**THE REQUEST:** Reproduce the listing that follows with no differences at all.

Entries with figure data:
•••
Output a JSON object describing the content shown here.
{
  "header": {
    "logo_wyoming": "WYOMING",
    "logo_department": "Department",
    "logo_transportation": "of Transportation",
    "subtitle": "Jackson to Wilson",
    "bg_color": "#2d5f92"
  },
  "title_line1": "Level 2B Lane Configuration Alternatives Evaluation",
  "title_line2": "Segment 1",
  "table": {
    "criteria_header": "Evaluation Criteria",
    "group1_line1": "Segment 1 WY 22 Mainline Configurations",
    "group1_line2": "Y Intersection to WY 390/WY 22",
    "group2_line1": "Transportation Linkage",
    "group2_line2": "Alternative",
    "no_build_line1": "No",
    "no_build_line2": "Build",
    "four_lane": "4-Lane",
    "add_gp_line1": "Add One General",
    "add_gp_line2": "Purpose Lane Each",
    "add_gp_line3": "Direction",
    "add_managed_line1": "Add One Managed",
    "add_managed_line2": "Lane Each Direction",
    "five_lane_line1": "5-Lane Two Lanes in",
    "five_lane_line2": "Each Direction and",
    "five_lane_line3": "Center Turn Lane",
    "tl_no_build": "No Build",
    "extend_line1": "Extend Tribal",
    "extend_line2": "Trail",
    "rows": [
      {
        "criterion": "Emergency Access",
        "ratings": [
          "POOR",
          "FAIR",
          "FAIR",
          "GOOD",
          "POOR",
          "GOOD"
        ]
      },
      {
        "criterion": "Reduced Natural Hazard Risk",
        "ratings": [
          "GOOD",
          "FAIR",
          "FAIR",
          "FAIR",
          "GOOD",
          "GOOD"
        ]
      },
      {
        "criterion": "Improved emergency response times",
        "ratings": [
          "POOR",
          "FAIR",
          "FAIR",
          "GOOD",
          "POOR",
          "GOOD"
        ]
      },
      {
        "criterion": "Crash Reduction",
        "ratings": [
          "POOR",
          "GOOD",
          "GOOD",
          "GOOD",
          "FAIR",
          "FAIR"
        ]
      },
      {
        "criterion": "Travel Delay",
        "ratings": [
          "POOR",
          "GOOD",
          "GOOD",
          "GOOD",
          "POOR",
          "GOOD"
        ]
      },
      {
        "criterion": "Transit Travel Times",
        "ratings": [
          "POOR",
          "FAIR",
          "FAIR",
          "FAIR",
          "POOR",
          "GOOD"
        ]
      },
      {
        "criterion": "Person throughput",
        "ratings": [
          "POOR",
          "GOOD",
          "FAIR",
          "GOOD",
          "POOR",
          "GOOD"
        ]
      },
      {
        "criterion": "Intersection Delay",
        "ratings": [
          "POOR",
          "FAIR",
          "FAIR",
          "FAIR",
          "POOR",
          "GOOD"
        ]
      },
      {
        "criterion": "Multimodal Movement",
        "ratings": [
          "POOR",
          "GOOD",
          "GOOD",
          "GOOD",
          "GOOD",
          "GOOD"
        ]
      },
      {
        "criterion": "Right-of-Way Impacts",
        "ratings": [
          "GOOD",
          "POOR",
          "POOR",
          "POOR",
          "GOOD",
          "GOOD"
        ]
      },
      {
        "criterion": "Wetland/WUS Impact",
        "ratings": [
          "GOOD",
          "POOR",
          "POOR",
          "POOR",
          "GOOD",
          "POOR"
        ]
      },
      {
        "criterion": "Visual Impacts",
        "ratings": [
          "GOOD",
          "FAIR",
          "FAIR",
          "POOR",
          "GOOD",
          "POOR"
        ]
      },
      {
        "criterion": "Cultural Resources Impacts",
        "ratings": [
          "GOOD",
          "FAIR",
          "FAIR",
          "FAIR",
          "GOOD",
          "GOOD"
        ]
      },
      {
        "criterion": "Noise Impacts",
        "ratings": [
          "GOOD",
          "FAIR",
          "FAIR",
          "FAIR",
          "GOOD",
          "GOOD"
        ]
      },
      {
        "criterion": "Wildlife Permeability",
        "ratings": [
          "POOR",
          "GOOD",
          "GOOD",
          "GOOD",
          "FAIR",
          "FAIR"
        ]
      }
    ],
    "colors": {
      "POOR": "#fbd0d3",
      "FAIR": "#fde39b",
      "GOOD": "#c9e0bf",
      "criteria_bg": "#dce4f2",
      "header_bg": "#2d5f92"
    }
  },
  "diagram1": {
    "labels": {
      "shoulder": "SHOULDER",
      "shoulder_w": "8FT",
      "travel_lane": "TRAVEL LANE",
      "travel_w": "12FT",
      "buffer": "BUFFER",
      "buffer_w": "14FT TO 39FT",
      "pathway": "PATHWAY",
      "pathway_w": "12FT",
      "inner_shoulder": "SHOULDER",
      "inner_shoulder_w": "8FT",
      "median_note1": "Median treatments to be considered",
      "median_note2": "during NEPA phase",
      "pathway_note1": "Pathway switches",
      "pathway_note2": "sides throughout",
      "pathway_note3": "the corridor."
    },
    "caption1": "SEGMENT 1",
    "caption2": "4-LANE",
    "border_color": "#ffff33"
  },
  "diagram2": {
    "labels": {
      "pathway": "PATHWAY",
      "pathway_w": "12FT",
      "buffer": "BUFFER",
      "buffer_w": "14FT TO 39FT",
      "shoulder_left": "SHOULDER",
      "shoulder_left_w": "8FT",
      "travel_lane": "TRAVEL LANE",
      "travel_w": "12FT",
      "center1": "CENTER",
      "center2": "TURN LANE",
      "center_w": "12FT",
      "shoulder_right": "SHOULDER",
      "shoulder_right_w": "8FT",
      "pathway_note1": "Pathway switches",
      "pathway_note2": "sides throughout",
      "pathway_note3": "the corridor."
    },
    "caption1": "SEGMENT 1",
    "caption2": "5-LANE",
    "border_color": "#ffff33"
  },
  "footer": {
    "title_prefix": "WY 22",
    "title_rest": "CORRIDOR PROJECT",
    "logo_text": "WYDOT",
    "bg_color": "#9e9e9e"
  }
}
•••
**FULL ANSWER:**
Output a JSON object describing the content shown here.
{
  "header": {
    "logo_wyoming": "WYOMING",
    "logo_department": "Department",
    "logo_transportation": "of Transportation",
    "subtitle": "Jackson to Wilson",
    "bg_color": "#2d5f92"
  },
  "title_line1": "Level 2B Lane Configuration Alternatives Evaluation",
  "title_line2": "Segment 1",
  "table": {
    "criteria_header": "Evaluation Criteria",
    "group1_line1": "Segment 1 WY 22 Mainline Configurations",
    "group1_line2": "Y Intersection to WY 390/WY 22",
    "group2_line1": "Transportation Linkage",
    "group2_line2": "Alternative",
    "no_build_line1": "No",
    "no_build_line2": "Build",
    "four_lane": "4-Lane",
    "add_gp_line1": "Add One General",
    "add_gp_line2": "Purpose Lane Each",
    "add_gp_line3": "Direction",
    "add_managed_line1": "Add One Managed",
    "add_managed_line2": "Lane Each Direction",
    "five_lane_line1": "5-Lane Two Lanes in",
    "five_lane_line2": "Each Direction and",
    "five_lane_line3": "Center Turn Lane",
    "tl_no_build": "No Build",
    "extend_line1": "Extend Tribal",
    "extend_line2": "Trail",
    "rows": [
      {
        "criterion": "Emergency Access",
        "ratings": [
          "POOR",
          "FAIR",
          "FAIR",
          "GOOD",
          "POOR",
          "GOOD"
        ]
      },
      {
        "criterion": "Reduced Natural Hazard Risk",
        "ratings": [
          "GOOD",
          "FAIR",
          "FAIR",
          "FAIR",
          "GOOD",
          "GOOD"
        ]
      },
      {
        "criterion": "Improved emergency response times",
        "ratings": [
          "POOR",
          "FAIR",
          "FAIR",
          "GOOD",
          "POOR",
          "GOOD"
        ]
      },
      {
        "criterion": "Crash Reduction",
        "ratings": [
          "POOR",
          "GOOD",
          "GOOD",
          "GOOD",
          "FAIR",
          "FAIR"
        ]
      },
      {
        "criterion": "Travel Delay",
        "ratings": [
          "POOR",
          "GOOD",
          "GOOD",
          "GOOD",
          "POOR",
          "GOOD"
        ]
      },
      {
        "criterion": "Transit Travel Times",
        "ratings": [
          "POOR",
          "FAIR",
          "FAIR",
          "FAIR",
          "POOR",
          "GOOD"
        ]
      },
      {
        "criterion": "Person throughput",
        "ratings": [
          "POOR",
          "GOOD",
          "FAIR",
          "GOOD",
          "POOR",
          "GOOD"
        ]
      },
      {
        "criterion": "Intersection Delay",
        "ratings": [
          "POOR",
          "FAIR",
          "FAIR",
          "FAIR",
          "POOR",
          "GOOD"
        ]
      },
      {
        "criterion": "Multimodal Movement",
        "ratings": [
          "POOR",
          "GOOD",
          "GOOD",
          "GOOD",
          "GOOD",
          "GOOD"
        ]
      },
      {
        "criterion": "Right-of-Way Impacts",
        "ratings": [
          "GOOD",
          "POOR",
          "POOR",
          "POOR",
          "GOOD",
          "GOOD"
        ]
      },
      {
        "criterion": "Wetland/WUS Impact",
        "ratings": [
          "GOOD",
          "POOR",
          "POOR",
          "POOR",
          "GOOD",
          "POOR"
        ]
      },
      {
        "criterion": "Visual Impacts",
        "ratings": [
          "GOOD",
          "FAIR",
          "FAIR",
          "POOR",
          "GOOD",
          "POOR"
        ]
      },
      {
        "criterion": "Cultural Resources Impacts",
        "ratings": [
          "GOOD",
          "FAIR",
          "FAIR",
          "FAIR",
          "GOOD",
          "GOOD"
        ]
      },
      {
        "criterion": "Noise Impacts",
        "ratings": [
          "GOOD",
          "FAIR",
          "FAIR",
          "FAIR",
          "GOOD",
          "GOOD"
        ]
      },
      {
        "criterion": "Wildlife Permeability",
        "ratings": [
          "POOR",
          "GOOD",
          "GOOD",
          "GOOD",
          "FAIR",
          "FAIR"
        ]
      }
    ],
    "colors": {
      "POOR": "#fbd0d3",
      "FAIR": "#fde39b",
      "GOOD": "#c9e0bf",
      "criteria_bg": "#dce4f2",
      "header_bg": "#2d5f92"
    }
  },
  "diagram1": {
    "labels": {
      "shoulder": "SHOULDER",
      "shoulder_w": "8FT",
      "travel_lane": "TRAVEL LANE",
      "travel_w": "12FT",
      "buffer": "BUFFER",
      "buffer_w": "14FT TO 39FT",
      "pathway": "PATHWAY",
      "pathway_w": "12FT",
      "inner_shoulder": "SHOULDER",
      "inner_shoulder_w": "8FT",
      "median_note1": "Median treatments to be considered",
      "median_note2": "during NEPA phase",
      "pathway_note1": "Pathway switches",
      "pathway_note2": "sides throughout",
      "pathway_note3": "the corridor."
    },
    "caption1": "SEGMENT 1",
    "caption2": "4-LANE",
    "border_color": "#ffff33"
  },
  "diagram2": {
    "labels": {
      "pathway": "PATHWAY",
      "pathway_w": "12FT",
      "buffer": "BUFFER",
      "buffer_w": "14FT TO 39FT",
      "shoulder_left": "SHOULDER",
      "shoulder_left_w": "8FT",
      "travel_lane": "TRAVEL LANE",
      "travel_w": "12FT",
      "center1": "CENTER",
      "center2": "TURN LANE",
      "center_w": "12FT",
      "shoulder_right": "SHOULDER",
      "shoulder_right_w": "8FT",
      "pathway_note1": "Pathway switches",
      "pathway_note2": "sides throughout",
      "pathway_note3": "the corridor."
    },
    "caption1": "SEGMENT 1",
    "caption2": "5-LANE",
    "border_color": "#ffff33"
  },
  "footer": {
    "title_prefix": "WY 22",
    "title_rest": "CORRIDOR PROJECT",
    "logo_text": "WYDOT",
    "bg_color": "#9e9e9e"
  }
}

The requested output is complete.